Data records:
------------------------------------
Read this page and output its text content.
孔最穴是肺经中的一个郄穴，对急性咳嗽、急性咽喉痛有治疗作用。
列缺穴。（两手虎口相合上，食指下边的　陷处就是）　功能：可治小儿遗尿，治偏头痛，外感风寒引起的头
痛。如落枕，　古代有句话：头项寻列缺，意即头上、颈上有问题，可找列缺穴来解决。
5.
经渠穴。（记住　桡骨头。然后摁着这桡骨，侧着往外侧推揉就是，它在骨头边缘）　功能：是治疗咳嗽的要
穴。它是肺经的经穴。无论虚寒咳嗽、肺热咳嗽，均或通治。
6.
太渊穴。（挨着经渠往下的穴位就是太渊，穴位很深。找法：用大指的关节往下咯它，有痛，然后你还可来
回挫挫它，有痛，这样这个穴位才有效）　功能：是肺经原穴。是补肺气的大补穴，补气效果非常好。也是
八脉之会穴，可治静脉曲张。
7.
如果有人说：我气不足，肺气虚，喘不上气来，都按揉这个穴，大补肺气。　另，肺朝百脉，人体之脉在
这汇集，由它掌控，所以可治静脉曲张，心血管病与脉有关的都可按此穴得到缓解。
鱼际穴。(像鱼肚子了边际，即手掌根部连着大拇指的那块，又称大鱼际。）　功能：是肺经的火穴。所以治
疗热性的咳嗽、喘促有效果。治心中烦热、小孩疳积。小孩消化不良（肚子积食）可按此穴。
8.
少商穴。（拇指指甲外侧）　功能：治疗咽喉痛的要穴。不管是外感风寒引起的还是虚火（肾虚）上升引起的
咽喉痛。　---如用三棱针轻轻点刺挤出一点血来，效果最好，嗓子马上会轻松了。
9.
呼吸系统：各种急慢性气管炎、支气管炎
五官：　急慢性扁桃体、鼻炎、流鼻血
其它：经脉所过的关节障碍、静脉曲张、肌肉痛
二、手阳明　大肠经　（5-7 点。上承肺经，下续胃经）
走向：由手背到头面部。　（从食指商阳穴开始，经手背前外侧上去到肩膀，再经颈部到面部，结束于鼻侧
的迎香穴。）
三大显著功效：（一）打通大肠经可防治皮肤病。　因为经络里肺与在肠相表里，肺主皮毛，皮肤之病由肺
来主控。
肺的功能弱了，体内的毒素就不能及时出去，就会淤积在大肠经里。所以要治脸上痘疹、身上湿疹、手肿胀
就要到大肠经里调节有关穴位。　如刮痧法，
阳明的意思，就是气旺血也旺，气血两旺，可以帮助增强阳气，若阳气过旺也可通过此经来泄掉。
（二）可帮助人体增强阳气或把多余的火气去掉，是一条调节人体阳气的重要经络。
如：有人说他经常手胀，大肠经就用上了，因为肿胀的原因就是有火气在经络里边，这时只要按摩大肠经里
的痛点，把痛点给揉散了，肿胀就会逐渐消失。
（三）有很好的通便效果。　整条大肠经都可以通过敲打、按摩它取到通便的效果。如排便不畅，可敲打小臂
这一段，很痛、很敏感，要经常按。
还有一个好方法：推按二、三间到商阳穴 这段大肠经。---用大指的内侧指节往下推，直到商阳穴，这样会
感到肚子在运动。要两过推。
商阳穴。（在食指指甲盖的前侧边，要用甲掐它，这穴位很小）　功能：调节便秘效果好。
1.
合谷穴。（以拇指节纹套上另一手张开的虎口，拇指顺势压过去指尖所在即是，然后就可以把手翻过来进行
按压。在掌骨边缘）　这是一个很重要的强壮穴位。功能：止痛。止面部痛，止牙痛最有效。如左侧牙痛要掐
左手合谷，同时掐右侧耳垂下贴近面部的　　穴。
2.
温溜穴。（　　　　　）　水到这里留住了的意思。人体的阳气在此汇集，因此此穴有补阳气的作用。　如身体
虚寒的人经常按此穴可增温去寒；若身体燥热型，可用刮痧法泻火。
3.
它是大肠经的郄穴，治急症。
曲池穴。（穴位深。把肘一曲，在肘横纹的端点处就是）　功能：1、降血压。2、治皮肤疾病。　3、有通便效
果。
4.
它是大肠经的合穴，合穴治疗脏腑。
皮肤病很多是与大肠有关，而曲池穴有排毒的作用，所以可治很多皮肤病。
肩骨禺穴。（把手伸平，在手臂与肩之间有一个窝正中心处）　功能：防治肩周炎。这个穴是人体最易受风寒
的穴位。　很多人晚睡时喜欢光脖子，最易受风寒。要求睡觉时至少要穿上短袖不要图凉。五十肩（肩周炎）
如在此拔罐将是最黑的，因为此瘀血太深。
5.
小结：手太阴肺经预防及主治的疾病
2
------------------------------------
Instructions for the task: Faithfully reproduce all of the records, character for character.

Problem solution:
Read this page and output its text content.
孔最穴是肺经中的一个郄穴，对急性咳嗽、急性咽喉痛有治疗作用。
列缺穴。（两手虎口相合上，食指下边的　陷处就是）　功能：可治小儿遗尿，治偏头痛，外感风寒引起的头
痛。如落枕，　古代有句话：头项寻列缺，意即头上、颈上有问题，可找列缺穴来解决。
5.
经渠穴。（记住　桡骨头。然后摁着这桡骨，侧着往外侧推揉就是，它在骨头边缘）　功能：是治疗咳嗽的要
穴。它是肺经的经穴。无论虚寒咳嗽、肺热咳嗽，均或通治。
6.
太渊穴。（挨着经渠往下的穴位就是太渊，穴位很深。找法：用大指的关节往下咯它，有痛，然后你还可来
回挫挫它，有痛，这样这个穴位才有效）　功能：是肺经原穴。是补肺气的大补穴，补气效果非常好。也是
八脉之会穴，可治静脉曲张。
7.
如果有人说：我气不足，肺气虚，喘不上气来，都按揉这个穴，大补肺气。　另，肺朝百脉，人体之脉在
这汇集，由它掌控，所以可治静脉曲张，心血管病与脉有关的都可按此穴得到缓解。
鱼际穴。(像鱼肚子了边际，即手掌根部连着大拇指的那块，又称大鱼际。）　功能：是肺经的火穴。所以治
疗热性的咳嗽、喘促有效果。治心中烦热、小孩疳积。小孩消化不良（肚子积食）可按此穴。
8.
少商穴。（拇指指甲外侧）　功能：治疗咽喉痛的要穴。不管是外感风寒引起的还是虚火（肾虚）上升引起的
咽喉痛。　---如用三棱针轻轻点刺挤出一点血来，效果最好，嗓子马上会轻松了。
9.
呼吸系统：各种急慢性气管炎、支气管炎
五官：　急慢性扁桃体、鼻炎、流鼻血
其它：经脉所过的关节障碍、静脉曲张、肌肉痛
二、手阳明　大肠经　（5-7 点。上承肺经，下续胃经）
走向：由手背到头面部。　（从食指商阳穴开始，经手背前外侧上去到肩膀，再经颈部到面部，结束于鼻侧
的迎香穴。）
三大显著功效：（一）打通大肠经可防治皮肤病。　因为经络里肺与在肠相表里，肺主皮毛，皮肤之病由肺
来主控。
肺的功能弱了，体内的毒素就不能及时出去，就会淤积在大肠经里。所以要治脸上痘疹、身上湿疹、手肿胀
就要到大肠经里调节有关穴位。　如刮痧法，
阳明的意思，就是气旺血也旺，气血两旺，可以帮助增强阳气，若阳气过旺也可通过此经来泄掉。
（二）可帮助人体增强阳气或把多余的火气去掉，是一条调节人体阳气的重要经络。
如：有人说他经常手胀，大肠经就用上了，因为肿胀的原因就是有火气在经络里边，这时只要按摩大肠经里
的痛点，把痛点给揉散了，肿胀就会逐渐消失。
（三）有很好的通便效果。　整条大肠经都可以通过敲打、按摩它取到通便的效果。如排便不畅，可敲打小臂
这一段，很痛、很敏感，要经常按。
还有一个好方法：推按二、三间到商阳穴 这段大肠经。---用大指的内侧指节往下推，直到商阳穴，这样会
感到肚子在运动。要两过推。
商阳穴。（在食指指甲盖的前侧边，要用甲掐它，这穴位很小）　功能：调节便秘效果好。
1.
合谷穴。（以拇指节纹套上另一手张开的虎口，拇指顺势压过去指尖所在即是，然后就可以把手翻过来进行
按压。在掌骨边缘）　这是一个很重要的强壮穴位。功能：止痛。止面部痛，止牙痛最有效。如左侧牙痛要掐
左手合谷，同时掐右侧耳垂下贴近面部的　　穴。
2.
温溜穴。（　　　　　）　水到这里留住了的意思。人体的阳气在此汇集，因此此穴有补阳气的作用。　如身体
虚寒的人经常按此穴可增温去寒；若身体燥热型，可用刮痧法泻火。
3.
它是大肠经的郄穴，治急症。
曲池穴。（穴位深。把肘一曲，在肘横纹的端点处就是）　功能：1、降血压。2、治皮肤疾病。　3、有通便效
果。
4.
它是大肠经的合穴，合穴治疗脏腑。
皮肤病很多是与大肠有关，而曲池穴有排毒的作用，所以可治很多皮肤病。
肩骨禺穴。（把手伸平，在手臂与肩之间有一个窝正中心处）　功能：防治肩周炎。这个穴是人体最易受风寒
的穴位。　很多人晚睡时喜欢光脖子，最易受风寒。要求睡觉时至少要穿上短袖不要图凉。五十肩（肩周炎）
如在此拔罐将是最黑的，因为此瘀血太深。
5.
小结：手太阴肺经预防及主治的疾病
2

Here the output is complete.